### TASK REQUIREMENTS
Repeat, without any change, the entries presented below.

### Figure contents as structured data
┌──
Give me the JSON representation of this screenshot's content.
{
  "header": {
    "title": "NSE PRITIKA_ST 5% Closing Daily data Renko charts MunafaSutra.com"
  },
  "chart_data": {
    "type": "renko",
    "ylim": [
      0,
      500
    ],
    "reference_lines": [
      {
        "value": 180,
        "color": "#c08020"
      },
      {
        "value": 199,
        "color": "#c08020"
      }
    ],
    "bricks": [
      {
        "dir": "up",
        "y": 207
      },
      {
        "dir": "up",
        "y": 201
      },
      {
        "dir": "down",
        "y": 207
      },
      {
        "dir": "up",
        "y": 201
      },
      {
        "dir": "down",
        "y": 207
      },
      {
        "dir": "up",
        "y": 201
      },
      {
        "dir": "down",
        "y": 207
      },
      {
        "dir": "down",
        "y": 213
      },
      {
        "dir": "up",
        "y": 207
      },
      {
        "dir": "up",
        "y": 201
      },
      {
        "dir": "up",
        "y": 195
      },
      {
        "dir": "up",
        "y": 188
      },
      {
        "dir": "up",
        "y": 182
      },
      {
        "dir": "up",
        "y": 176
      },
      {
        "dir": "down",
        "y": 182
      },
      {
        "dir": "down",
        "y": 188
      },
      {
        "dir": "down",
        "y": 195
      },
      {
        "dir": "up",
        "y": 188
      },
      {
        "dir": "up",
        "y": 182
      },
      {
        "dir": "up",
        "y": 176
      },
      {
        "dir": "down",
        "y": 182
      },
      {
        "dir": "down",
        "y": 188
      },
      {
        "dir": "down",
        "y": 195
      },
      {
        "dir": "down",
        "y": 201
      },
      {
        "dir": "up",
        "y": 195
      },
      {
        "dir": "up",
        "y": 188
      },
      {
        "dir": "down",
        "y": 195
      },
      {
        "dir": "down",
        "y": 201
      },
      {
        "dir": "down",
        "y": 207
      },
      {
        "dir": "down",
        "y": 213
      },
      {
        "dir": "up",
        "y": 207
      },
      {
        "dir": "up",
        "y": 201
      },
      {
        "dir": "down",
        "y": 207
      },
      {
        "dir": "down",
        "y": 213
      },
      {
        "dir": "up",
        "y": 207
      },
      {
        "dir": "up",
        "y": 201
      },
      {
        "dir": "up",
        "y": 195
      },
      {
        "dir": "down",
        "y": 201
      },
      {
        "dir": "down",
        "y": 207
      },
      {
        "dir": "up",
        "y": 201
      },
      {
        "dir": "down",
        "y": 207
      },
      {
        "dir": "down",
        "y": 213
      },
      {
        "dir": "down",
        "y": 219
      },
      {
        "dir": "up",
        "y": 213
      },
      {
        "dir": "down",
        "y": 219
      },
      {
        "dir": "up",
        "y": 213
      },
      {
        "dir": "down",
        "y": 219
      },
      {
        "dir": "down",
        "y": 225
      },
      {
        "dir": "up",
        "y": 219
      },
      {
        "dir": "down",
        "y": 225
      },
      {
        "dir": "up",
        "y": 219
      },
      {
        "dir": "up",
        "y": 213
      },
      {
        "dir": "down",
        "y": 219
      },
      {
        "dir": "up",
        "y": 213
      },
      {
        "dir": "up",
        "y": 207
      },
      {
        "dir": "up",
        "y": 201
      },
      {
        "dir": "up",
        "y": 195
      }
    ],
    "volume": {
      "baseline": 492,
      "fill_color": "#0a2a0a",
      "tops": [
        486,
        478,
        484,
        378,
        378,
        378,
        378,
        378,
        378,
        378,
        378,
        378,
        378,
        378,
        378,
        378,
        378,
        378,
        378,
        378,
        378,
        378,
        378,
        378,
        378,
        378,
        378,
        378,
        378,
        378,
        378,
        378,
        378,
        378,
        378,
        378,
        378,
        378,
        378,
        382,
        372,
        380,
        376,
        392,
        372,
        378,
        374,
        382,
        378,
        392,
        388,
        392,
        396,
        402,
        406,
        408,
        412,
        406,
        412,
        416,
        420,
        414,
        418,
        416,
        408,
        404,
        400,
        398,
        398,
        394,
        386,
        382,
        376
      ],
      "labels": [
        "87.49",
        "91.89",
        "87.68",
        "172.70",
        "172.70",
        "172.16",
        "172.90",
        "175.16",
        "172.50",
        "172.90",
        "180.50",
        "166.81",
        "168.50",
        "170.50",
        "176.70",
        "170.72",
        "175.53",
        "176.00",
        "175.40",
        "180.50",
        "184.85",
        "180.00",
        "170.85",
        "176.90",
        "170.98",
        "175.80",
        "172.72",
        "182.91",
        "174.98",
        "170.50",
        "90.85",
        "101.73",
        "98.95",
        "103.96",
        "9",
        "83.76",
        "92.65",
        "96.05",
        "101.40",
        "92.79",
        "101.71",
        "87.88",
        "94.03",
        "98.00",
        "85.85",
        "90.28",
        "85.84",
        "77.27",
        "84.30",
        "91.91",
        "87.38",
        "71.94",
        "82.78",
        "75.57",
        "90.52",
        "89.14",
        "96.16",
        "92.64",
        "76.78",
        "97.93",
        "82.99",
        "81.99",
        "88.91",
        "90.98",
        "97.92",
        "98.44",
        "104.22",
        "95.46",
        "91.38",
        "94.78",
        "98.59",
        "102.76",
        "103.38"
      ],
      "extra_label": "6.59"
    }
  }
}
└──
### ANSWER TO THE PROBLEM
Give me the JSON representation of this screenshot's content.
{
  "header": {
    "title": "NSE PRITIKA_ST 5% Closing Daily data Renko charts MunafaSutra.com"
  },
  "chart_data": {
    "type": "renko",
    "ylim": [
      0,
      500
    ],
    "reference_lines": [
      {
        "value": 180,
        "color": "#c08020"
      },
      {
        "value": 199,
        "color": "#c08020"
      }
    ],
    "bricks": [
      {
        "dir": "up",
        "y": 207
      },
      {
        "dir": "up",
        "y": 201
      },
      {
        "dir": "down",
        "y": 207
      },
      {
        "dir": "up",
        "y": 201
      },
      {
        "dir": "down",
        "y": 207
      },
      {
        "dir": "up",
        "y": 201
      },
      {
        "dir": "down",
        "y": 207
      },
      {
        "dir": "down",
        "y": 213
      },
      {
        "dir": "up",
        "y": 207
      },
      {
        "dir": "up",
        "y": 201
      },
      {
        "dir": "up",
        "y": 195
      },
      {
        "dir": "up",
        "y": 188
      },
      {
        "dir": "up",
        "y": 182
      },
      {
        "dir": "up",
        "y": 176
      },
      {
        "dir": "down",
        "y": 182
      },
      {
        "dir": "down",
        "y": 188
      },
      {
        "dir": "down",
        "y": 195
      },
      {
        "dir": "up",
        "y": 188
      },
      {
        "dir": "up",
        "y": 182
      },
      {
        "dir": "up",
        "y": 176
      },
      {
        "dir": "down",
        "y": 182
      },
      {
        "dir": "down",
        "y": 188
      },
      {
        "dir": "down",
        "y": 195
      },
      {
        "dir": "down",
        "y": 201
      },
      {
        "dir": "up",
        "y": 195
      },
      {
        "dir": "up",
        "y": 188
      },
      {
        "dir": "down",
        "y": 195
      },
      {
        "dir": "down",
        "y": 201
      },
      {
        "dir": "down",
        "y": 207
      },
      {
        "dir": "down",
        "y": 213
      },
      {
        "dir": "up",
        "y": 207
      },
      {
        "dir": "up",
        "y": 201
      },
      {
        "dir": "down",
        "y": 207
      },
      {
        "dir": "down",
        "y": 213
      },
      {
        "dir": "up",
        "y": 207
      },
      {
        "dir": "up",
        "y": 201
      },
      {
        "dir": "up",
        "y": 195
      },
      {
        "dir": "down",
        "y": 201
      },
      {
        "dir": "down",
        "y": 207
      },
      {
        "dir": "up",
        "y": 201
      },
      {
        "dir": "down",
        "y": 207
      },
      {
        "dir": "down",
        "y": 213
      },
      {
        "dir": "down",
        "y": 219
      },
      {
        "dir": "up",
        "y": 213
      },
      {
        "dir": "down",
        "y": 219
      },
      {
        "dir": "up",
        "y": 213
      },
      {
        "dir": "down",
        "y": 219
      },
      {
        "dir": "down",
        "y": 225
      },
      {
        "dir": "up",
        "y": 219
      },
      {
        "dir": "down",
        "y": 225
      },
      {
        "dir": "up",
        "y": 219
      },
      {
        "dir": "up",
        "y": 213
      },
      {
        "dir": "down",
        "y": 219
      },
      {
        "dir": "up",
        "y": 213
      },
      {
        "dir": "up",
        "y": 207
      },
      {
        "dir": "up",
        "y": 201
      },
      {
        "dir": "up",
        "y": 195
      }
    ],
    "volume": {
      "baseline": 492,
      "fill_color": "#0a2a0a",
      "tops": [
        486,
        478,
        484,
        378,
        378,
        378,
        378,
        378,
        378,
        378,
        378,
        378,
        378,
        378,
        378,
        378,
        378,
        378,
        378,
        378,
        378,
        378,
        378,
        378,
        378,
        378,
        378,
        378,
        378,
        378,
        378,
        378,
        378,
        378,
        378,
        378,
        378,
        378,
        378,
        382,
        372,
        380,
        376,
        392,
        372,
        378,
        374,
        382,
        378,
        392,
        388,
        392,
        396,
        402,
        406,
        408,
        412,
        406,
        412,
        416,
        420,
        414,
        418,
        416,
        408,
        404,
        400,
        398,
        398,
        394,
        386,
        382,
        376
      ],
      "labels": [
        "87.49",
        "91.89",
        "87.68",
        "172.70",
        "172.70",
        "172.16",
        "172.90",
        "175.16",
        "172.50",
        "172.90",
        "180.50",
        "166.81",
        "168.50",
        "170.50",
        "176.70",
        "170.72",
        "175.53",
        "176.00",
        "175.40",
        "180.50",
        "184.85",
        "180.00",
        "170.85",
        "176.90",
        "170.98",
        "175.80",
        "172.72",
        "182.91",
        "174.98",
        "170.50",
        "90.85",
        "101.73",
        "98.95",
        "103.96",
        "9",
        "83.76",
        "92.65",
        "96.05",
        "101.40",
        "92.79",
        "101.71",
        "87.88",
        "94.03",
        "98.00",
        "85.85",
        "90.28",
        "85.84",
        "77.27",
        "84.30",
        "91.91",
        "87.38",
        "71.94",
        "82.78",
        "75.57",
        "90.52",
        "89.14",
        "96.16",
        "92.64",
        "76.78",
        "97.93",
        "82.99",
        "81.99",
        "88.91",
        "90.98",
        "97.92",
        "98.44",
        "104.22",
        "95.46",
        "91.38",
        "94.78",
        "98.59",
        "102.76",
        "103.38"
      ],
      "extra_label": "6.59"
    }
  }
}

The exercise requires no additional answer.